## Work to do:
Wherever the word "RIGHT" shows up in a line, please copy that line.

## Dataset records on visual material:
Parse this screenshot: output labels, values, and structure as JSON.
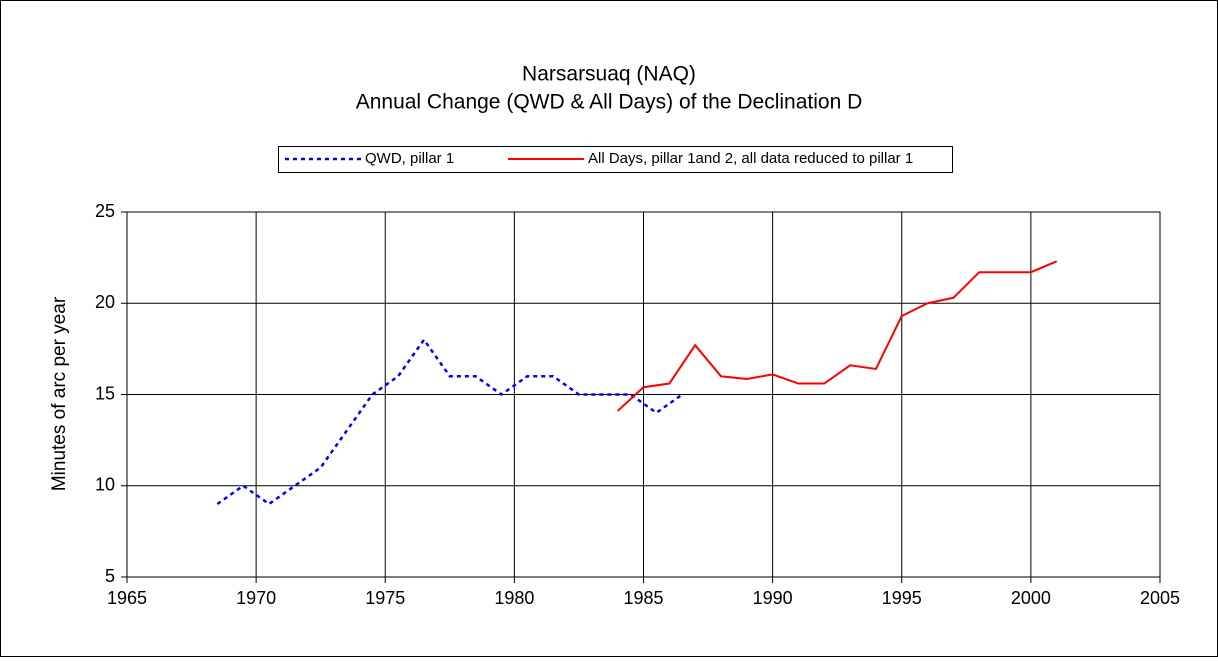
{
  "chart_data": {
    "type": "line",
    "title": "Narsarsuaq (NAQ)",
    "subtitle": "Annual Change (QWD & All Days) of the Declination D",
    "ylabel": "Minutes of arc per year",
    "xlim": [
      1965,
      2005
    ],
    "xticks": [
      1965,
      1970,
      1975,
      1980,
      1985,
      1990,
      1995,
      2000,
      2005
    ],
    "ylim": [
      5,
      25
    ],
    "yticks": [
      5,
      10,
      15,
      20,
      25
    ],
    "grid": true,
    "legend": "top",
    "series": [
      {
        "name": "QWD, pillar 1",
        "color": "#0000ff",
        "dashed": true,
        "x": [
          1968.5,
          1969.5,
          1970.5,
          1971.5,
          1972.5,
          1973.5,
          1974.5,
          1975.5,
          1976.5,
          1977.5,
          1978.5,
          1979.5,
          1980.5,
          1981.5,
          1982.5,
          1983.5,
          1984.5,
          1985.5,
          1986.5
        ],
        "values": [
          9,
          10,
          9,
          10,
          11,
          13,
          15,
          16,
          18,
          16,
          16,
          15,
          16,
          16,
          15,
          15,
          15,
          14,
          15
        ]
      },
      {
        "name": "All Days, pillar 1and 2, all data reduced to pillar 1",
        "color": "#ff0000",
        "dashed": false,
        "x": [
          1984,
          1985,
          1986,
          1987,
          1988,
          1989,
          1990,
          1991,
          1992,
          1993,
          1994,
          1995,
          1996,
          1997,
          1998,
          1999,
          2000,
          2001
        ],
        "values": [
          14.1,
          15.4,
          15.6,
          17.7,
          16.0,
          15.85,
          16.1,
          15.6,
          15.6,
          16.6,
          16.4,
          19.3,
          20.0,
          20.3,
          21.7,
          21.7,
          21.7,
          22.3
        ]
      }
    ]
  }
}
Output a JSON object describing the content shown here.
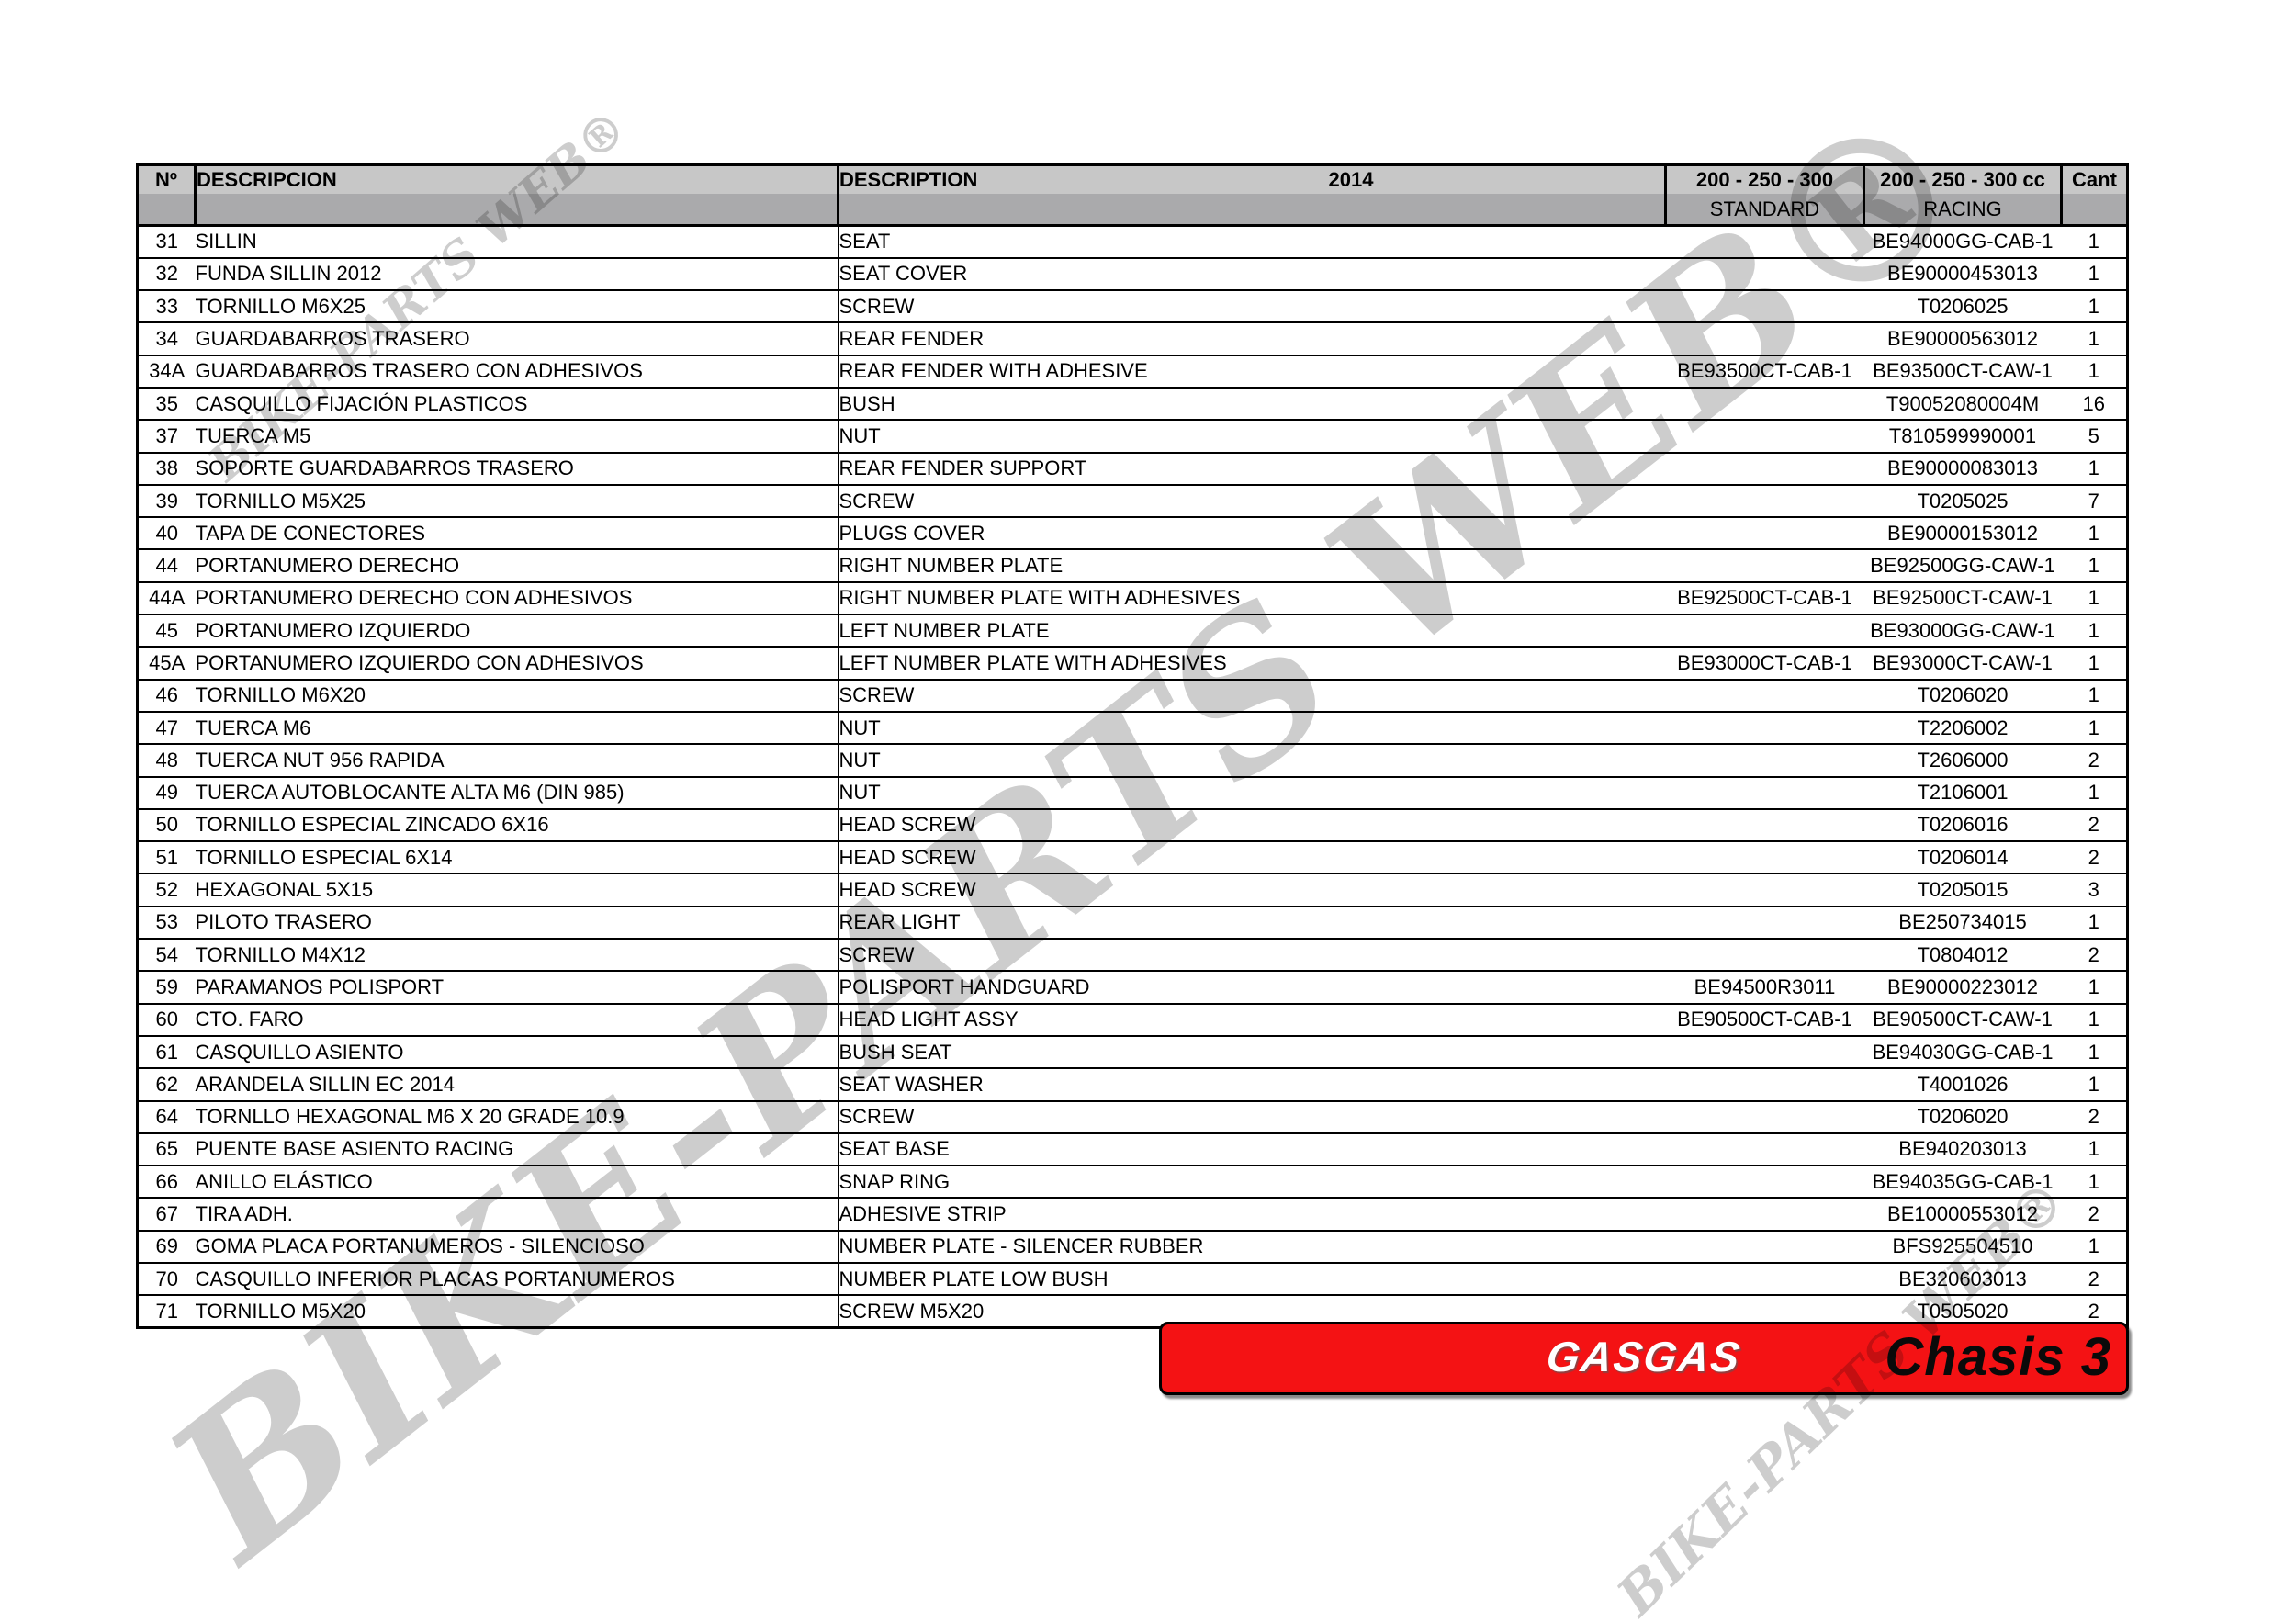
{
  "watermark": {
    "text": "BIKE-PARTS WEB®",
    "color": "#cdcdcd"
  },
  "colors": {
    "banner_red": "#f41214",
    "header_band_top": "#c7c7c7",
    "header_band_bottom": "#aaaaac",
    "border_black": "#000000"
  },
  "header": {
    "col_no": "Nº",
    "col_descripcion": "DESCRIPCION",
    "col_description": "DESCRIPTION",
    "year": "2014",
    "col_standard_title": "200 - 250 - 300",
    "col_standard_sub": "STANDARD",
    "col_racing_title": "200 - 250 - 300 cc",
    "col_racing_sub": "RACING",
    "col_qty": "Cant"
  },
  "rows": [
    {
      "no": "31",
      "es": "SILLIN",
      "en": "SEAT",
      "standard": "",
      "racing": "BE94000GG-CAB-1",
      "qty": "1"
    },
    {
      "no": "32",
      "es": "FUNDA SILLIN 2012",
      "en": "SEAT COVER",
      "standard": "",
      "racing": "BE90000453013",
      "qty": "1"
    },
    {
      "no": "33",
      "es": "TORNILLO M6X25",
      "en": "SCREW",
      "standard": "",
      "racing": "T0206025",
      "qty": "1"
    },
    {
      "no": "34",
      "es": "GUARDABARROS TRASERO",
      "en": "REAR FENDER",
      "standard": "",
      "racing": "BE90000563012",
      "qty": "1"
    },
    {
      "no": "34A",
      "es": "GUARDABARROS TRASERO CON ADHESIVOS",
      "en": "REAR FENDER WITH ADHESIVE",
      "standard": "BE93500CT-CAB-1",
      "racing": "BE93500CT-CAW-1",
      "qty": "1"
    },
    {
      "no": "35",
      "es": "CASQUILLO FIJACIÓN PLASTICOS",
      "en": "BUSH",
      "standard": "",
      "racing": "T90052080004M",
      "qty": "16"
    },
    {
      "no": "37",
      "es": "TUERCA M5",
      "en": "NUT",
      "standard": "",
      "racing": "T810599990001",
      "qty": "5"
    },
    {
      "no": "38",
      "es": "SOPORTE GUARDABARROS TRASERO",
      "en": "REAR FENDER SUPPORT",
      "standard": "",
      "racing": "BE90000083013",
      "qty": "1"
    },
    {
      "no": "39",
      "es": "TORNILLO M5X25",
      "en": "SCREW",
      "standard": "",
      "racing": "T0205025",
      "qty": "7"
    },
    {
      "no": "40",
      "es": "TAPA DE CONECTORES",
      "en": "PLUGS COVER",
      "standard": "",
      "racing": "BE90000153012",
      "qty": "1"
    },
    {
      "no": "44",
      "es": "PORTANUMERO DERECHO",
      "en": "RIGHT NUMBER PLATE",
      "standard": "",
      "racing": "BE92500GG-CAW-1",
      "qty": "1"
    },
    {
      "no": "44A",
      "es": "PORTANUMERO DERECHO CON ADHESIVOS",
      "en": "RIGHT NUMBER PLATE WITH ADHESIVES",
      "standard": "BE92500CT-CAB-1",
      "racing": "BE92500CT-CAW-1",
      "qty": "1"
    },
    {
      "no": "45",
      "es": "PORTANUMERO IZQUIERDO",
      "en": "LEFT NUMBER PLATE",
      "standard": "",
      "racing": "BE93000GG-CAW-1",
      "qty": "1"
    },
    {
      "no": "45A",
      "es": "PORTANUMERO IZQUIERDO CON ADHESIVOS",
      "en": "LEFT NUMBER PLATE WITH ADHESIVES",
      "standard": "BE93000CT-CAB-1",
      "racing": "BE93000CT-CAW-1",
      "qty": "1"
    },
    {
      "no": "46",
      "es": "TORNILLO M6X20",
      "en": "SCREW",
      "standard": "",
      "racing": "T0206020",
      "qty": "1"
    },
    {
      "no": "47",
      "es": "TUERCA M6",
      "en": "NUT",
      "standard": "",
      "racing": "T2206002",
      "qty": "1"
    },
    {
      "no": "48",
      "es": "TUERCA NUT 956 RAPIDA",
      "en": "NUT",
      "standard": "",
      "racing": "T2606000",
      "qty": "2"
    },
    {
      "no": "49",
      "es": "TUERCA AUTOBLOCANTE ALTA M6 (DIN 985)",
      "en": "NUT",
      "standard": "",
      "racing": "T2106001",
      "qty": "1"
    },
    {
      "no": "50",
      "es": "TORNILLO ESPECIAL ZINCADO 6X16",
      "en": "HEAD SCREW",
      "standard": "",
      "racing": "T0206016",
      "qty": "2"
    },
    {
      "no": "51",
      "es": "TORNILLO ESPECIAL 6X14",
      "en": "HEAD SCREW",
      "standard": "",
      "racing": "T0206014",
      "qty": "2"
    },
    {
      "no": "52",
      "es": "HEXAGONAL 5X15",
      "en": "HEAD SCREW",
      "standard": "",
      "racing": "T0205015",
      "qty": "3"
    },
    {
      "no": "53",
      "es": "PILOTO TRASERO",
      "en": "REAR LIGHT",
      "standard": "",
      "racing": "BE250734015",
      "qty": "1"
    },
    {
      "no": "54",
      "es": "TORNILLO M4X12",
      "en": "SCREW",
      "standard": "",
      "racing": "T0804012",
      "qty": "2"
    },
    {
      "no": "59",
      "es": "PARAMANOS POLISPORT",
      "en": "POLISPORT HANDGUARD",
      "standard": "BE94500R3011",
      "racing": "BE90000223012",
      "qty": "1"
    },
    {
      "no": "60",
      "es": "CTO. FARO",
      "en": "HEAD LIGHT ASSY",
      "standard": "BE90500CT-CAB-1",
      "racing": "BE90500CT-CAW-1",
      "qty": "1"
    },
    {
      "no": "61",
      "es": "CASQUILLO ASIENTO",
      "en": "BUSH SEAT",
      "standard": "",
      "racing": "BE94030GG-CAB-1",
      "qty": "1"
    },
    {
      "no": "62",
      "es": "ARANDELA SILLIN EC 2014",
      "en": "SEAT WASHER",
      "standard": "",
      "racing": "T4001026",
      "qty": "1"
    },
    {
      "no": "64",
      "es": "TORNLLO HEXAGONAL M6 X 20 GRADE 10.9",
      "en": "SCREW",
      "standard": "",
      "racing": "T0206020",
      "qty": "2"
    },
    {
      "no": "65",
      "es": "PUENTE BASE ASIENTO RACING",
      "en": "SEAT BASE",
      "standard": "",
      "racing": "BE940203013",
      "qty": "1"
    },
    {
      "no": "66",
      "es": "ANILLO ELÁSTICO",
      "en": "SNAP RING",
      "standard": "",
      "racing": "BE94035GG-CAB-1",
      "qty": "1"
    },
    {
      "no": "67",
      "es": "TIRA ADH.",
      "en": "ADHESIVE STRIP",
      "standard": "",
      "racing": "BE10000553012",
      "qty": "2"
    },
    {
      "no": "69",
      "es": "GOMA PLACA PORTANUMEROS - SILENCIOSO",
      "en": "NUMBER PLATE - SILENCER RUBBER",
      "standard": "",
      "racing": "BFS925504510",
      "qty": "1"
    },
    {
      "no": "70",
      "es": "CASQUILLO INFERIOR PLACAS PORTANUMEROS",
      "en": "NUMBER PLATE LOW BUSH",
      "standard": "",
      "racing": "BE320603013",
      "qty": "2"
    },
    {
      "no": "71",
      "es": "TORNILLO M5X20",
      "en": "SCREW M5X20",
      "standard": "",
      "racing": "T0505020",
      "qty": "2"
    }
  ],
  "footer": {
    "brand": "GASGAS",
    "title": "Chasis 3"
  }
}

## Result:
      "en": "RIGHT NUMBER PLATE",
      "en": "RIGHT NUMBER PLATE WITH ADHESIVES",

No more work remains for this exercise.